• **Required work**
Make an exact copy of the records, with the images left out.

• **Stored rows**

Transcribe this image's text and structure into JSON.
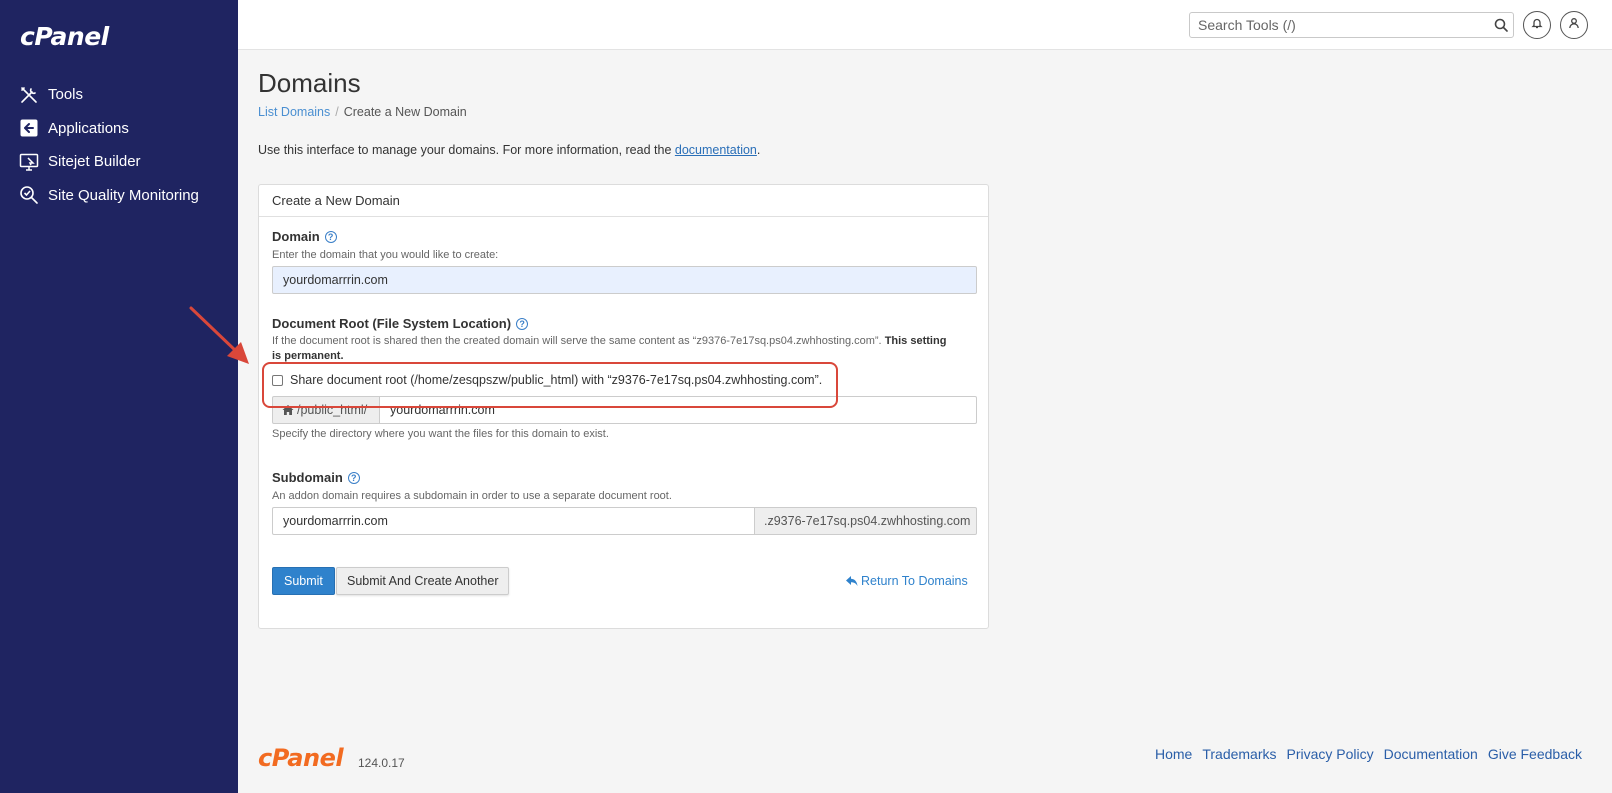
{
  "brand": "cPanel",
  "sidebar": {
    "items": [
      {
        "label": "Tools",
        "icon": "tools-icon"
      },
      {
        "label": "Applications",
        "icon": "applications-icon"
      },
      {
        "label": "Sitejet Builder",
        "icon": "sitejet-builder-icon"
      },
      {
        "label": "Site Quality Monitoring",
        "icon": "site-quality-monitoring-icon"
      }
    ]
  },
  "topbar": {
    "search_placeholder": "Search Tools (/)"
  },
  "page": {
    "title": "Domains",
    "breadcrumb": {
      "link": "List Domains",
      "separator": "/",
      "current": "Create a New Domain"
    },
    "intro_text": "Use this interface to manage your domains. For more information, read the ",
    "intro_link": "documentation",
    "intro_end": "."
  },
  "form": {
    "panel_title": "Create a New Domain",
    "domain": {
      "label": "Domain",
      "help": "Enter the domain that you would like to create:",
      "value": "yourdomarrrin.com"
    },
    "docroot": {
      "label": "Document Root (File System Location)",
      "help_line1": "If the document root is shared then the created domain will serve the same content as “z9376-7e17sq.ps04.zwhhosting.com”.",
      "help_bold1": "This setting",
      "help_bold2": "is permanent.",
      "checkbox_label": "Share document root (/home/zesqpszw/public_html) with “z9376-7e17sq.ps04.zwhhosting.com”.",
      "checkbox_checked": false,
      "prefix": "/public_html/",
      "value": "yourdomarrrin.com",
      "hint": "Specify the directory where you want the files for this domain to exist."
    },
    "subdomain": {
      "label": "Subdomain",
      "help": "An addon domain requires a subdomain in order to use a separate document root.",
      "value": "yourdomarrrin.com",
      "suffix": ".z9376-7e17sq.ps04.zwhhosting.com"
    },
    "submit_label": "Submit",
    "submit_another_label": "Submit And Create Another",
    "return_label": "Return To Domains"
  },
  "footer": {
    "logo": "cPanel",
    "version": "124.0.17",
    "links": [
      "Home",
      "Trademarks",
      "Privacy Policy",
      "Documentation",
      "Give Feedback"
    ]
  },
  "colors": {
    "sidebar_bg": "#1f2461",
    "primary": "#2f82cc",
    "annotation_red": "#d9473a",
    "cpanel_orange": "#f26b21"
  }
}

• **Completed task**
Transcribe this image's text and structure into JSON.
{
  "brand": "cPanel",
  "sidebar": {
    "items": [
      {
        "label": "Tools",
        "icon": "tools-icon"
      },
      {
        "label": "Applications",
        "icon": "applications-icon"
      },
      {
        "label": "Sitejet Builder",
        "icon": "sitejet-builder-icon"
      },
      {
        "label": "Site Quality Monitoring",
        "icon": "site-quality-monitoring-icon"
      }
    ]
  },
  "topbar": {
    "search_placeholder": "Search Tools (/)"
  },
  "page": {
    "title": "Domains",
    "breadcrumb": {
      "link": "List Domains",
      "separator": "/",
      "current": "Create a New Domain"
    },
    "intro_text": "Use this interface to manage your domains. For more information, read the ",
    "intro_link": "documentation",
    "intro_end": "."
  },
  "form": {
    "panel_title": "Create a New Domain",
    "domain": {
      "label": "Domain",
      "help": "Enter the domain that you would like to create:",
      "value": "yourdomarrrin.com"
    },
    "docroot": {
      "label": "Document Root (File System Location)",
      "help_line1": "If the document root is shared then the created domain will serve the same content as “z9376-7e17sq.ps04.zwhhosting.com”.",
      "help_bold1": "This setting",
      "help_bold2": "is permanent.",
      "checkbox_label": "Share document root (/home/zesqpszw/public_html) with “z9376-7e17sq.ps04.zwhhosting.com”.",
      "checkbox_checked": false,
      "prefix": "/public_html/",
      "value": "yourdomarrrin.com",
      "hint": "Specify the directory where you want the files for this domain to exist."
    },
    "subdomain": {
      "label": "Subdomain",
      "help": "An addon domain requires a subdomain in order to use a separate document root.",
      "value": "yourdomarrrin.com",
      "suffix": ".z9376-7e17sq.ps04.zwhhosting.com"
    },
    "submit_label": "Submit",
    "submit_another_label": "Submit And Create Another",
    "return_label": "Return To Domains"
  },
  "footer": {
    "logo": "cPanel",
    "version": "124.0.17",
    "links": [
      "Home",
      "Trademarks",
      "Privacy Policy",
      "Documentation",
      "Give Feedback"
    ]
  },
  "colors": {
    "sidebar_bg": "#1f2461",
    "primary": "#2f82cc",
    "annotation_red": "#d9473a",
    "cpanel_orange": "#f26b21"
  }
}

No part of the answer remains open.